* [YOUR TASK] Output the full listing below exactly, without the pictures.

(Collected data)
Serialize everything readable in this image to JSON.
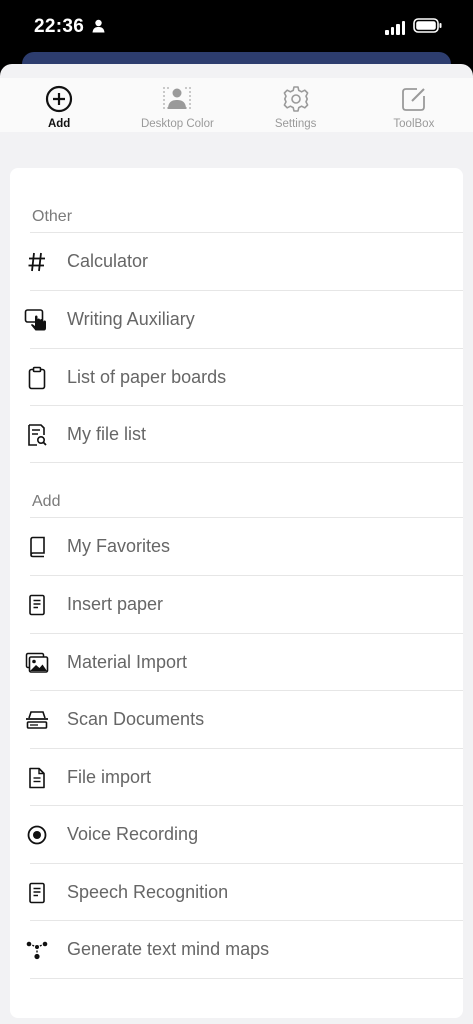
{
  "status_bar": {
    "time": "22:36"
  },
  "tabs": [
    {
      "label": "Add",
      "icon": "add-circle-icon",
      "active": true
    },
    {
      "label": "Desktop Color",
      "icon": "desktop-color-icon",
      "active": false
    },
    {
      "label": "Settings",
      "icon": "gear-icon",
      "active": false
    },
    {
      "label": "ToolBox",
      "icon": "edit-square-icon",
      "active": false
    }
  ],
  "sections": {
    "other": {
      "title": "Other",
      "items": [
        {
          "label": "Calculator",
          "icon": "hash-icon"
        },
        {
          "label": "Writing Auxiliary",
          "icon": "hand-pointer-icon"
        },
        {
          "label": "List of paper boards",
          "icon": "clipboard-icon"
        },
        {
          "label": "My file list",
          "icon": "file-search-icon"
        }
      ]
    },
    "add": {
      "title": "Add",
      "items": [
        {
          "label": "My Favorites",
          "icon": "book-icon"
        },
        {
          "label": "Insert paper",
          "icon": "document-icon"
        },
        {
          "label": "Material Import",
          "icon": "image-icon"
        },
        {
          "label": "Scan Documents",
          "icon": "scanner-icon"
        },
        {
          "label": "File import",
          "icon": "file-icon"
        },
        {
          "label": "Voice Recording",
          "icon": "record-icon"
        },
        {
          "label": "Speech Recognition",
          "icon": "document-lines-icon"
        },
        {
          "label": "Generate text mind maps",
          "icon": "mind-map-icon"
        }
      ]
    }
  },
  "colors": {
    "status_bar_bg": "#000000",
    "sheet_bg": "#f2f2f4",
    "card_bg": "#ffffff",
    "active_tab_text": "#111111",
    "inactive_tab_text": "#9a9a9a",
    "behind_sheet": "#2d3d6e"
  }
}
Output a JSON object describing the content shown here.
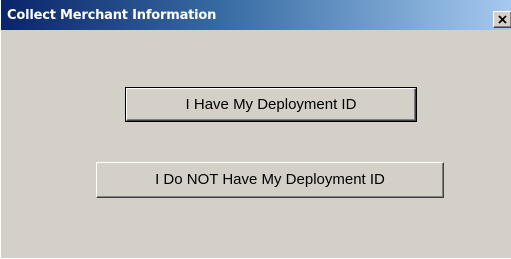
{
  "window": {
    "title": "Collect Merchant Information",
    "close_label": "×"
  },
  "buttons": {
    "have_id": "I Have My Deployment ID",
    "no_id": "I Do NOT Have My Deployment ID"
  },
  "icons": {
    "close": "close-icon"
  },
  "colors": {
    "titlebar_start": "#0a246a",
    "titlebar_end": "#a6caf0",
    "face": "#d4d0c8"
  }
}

* [FULL ANSWER]
Serialize everything readable in this image to JSON.
{
  "status_bar": {
    "time": "22:36"
  },
  "tabs": [
    {
      "label": "Add",
      "icon": "add-circle-icon",
      "active": true
    },
    {
      "label": "Desktop Color",
      "icon": "desktop-color-icon",
      "active": false
    },
    {
      "label": "Settings",
      "icon": "gear-icon",
      "active": false
    },
    {
      "label": "ToolBox",
      "icon": "edit-square-icon",
      "active": false
    }
  ],
  "sections": {
    "other": {
      "title": "Other",
      "items": [
        {
          "label": "Calculator",
          "icon": "hash-icon"
        },
        {
          "label": "Writing Auxiliary",
          "icon": "hand-pointer-icon"
        },
        {
          "label": "List of paper boards",
          "icon": "clipboard-icon"
        },
        {
          "label": "My file list",
          "icon": "file-search-icon"
        }
      ]
    },
    "add": {
      "title": "Add",
      "items": [
        {
          "label": "My Favorites",
          "icon": "book-icon"
        },
        {
          "label": "Insert paper",
          "icon": "document-icon"
        },
        {
          "label": "Material Import",
          "icon": "image-icon"
        },
        {
          "label": "Scan Documents",
          "icon": "scanner-icon"
        },
        {
          "label": "File import",
          "icon": "file-icon"
        },
        {
          "label": "Voice Recording",
          "icon": "record-icon"
        },
        {
          "label": "Speech Recognition",
          "icon": "document-lines-icon"
        },
        {
          "label": "Generate text mind maps",
          "icon": "mind-map-icon"
        }
      ]
    }
  },
  "colors": {
    "status_bar_bg": "#000000",
    "sheet_bg": "#f2f2f4",
    "card_bg": "#ffffff",
    "active_tab_text": "#111111",
    "inactive_tab_text": "#9a9a9a",
    "behind_sheet": "#2d3d6e"
  }
}
Output a JSON object describing the content shown here.
{
  "window": {
    "title": "Collect Merchant Information",
    "close_label": "×"
  },
  "buttons": {
    "have_id": "I Have My Deployment ID",
    "no_id": "I Do NOT Have My Deployment ID"
  },
  "icons": {
    "close": "close-icon"
  },
  "colors": {
    "titlebar_start": "#0a246a",
    "titlebar_end": "#a6caf0",
    "face": "#d4d0c8"
  }
}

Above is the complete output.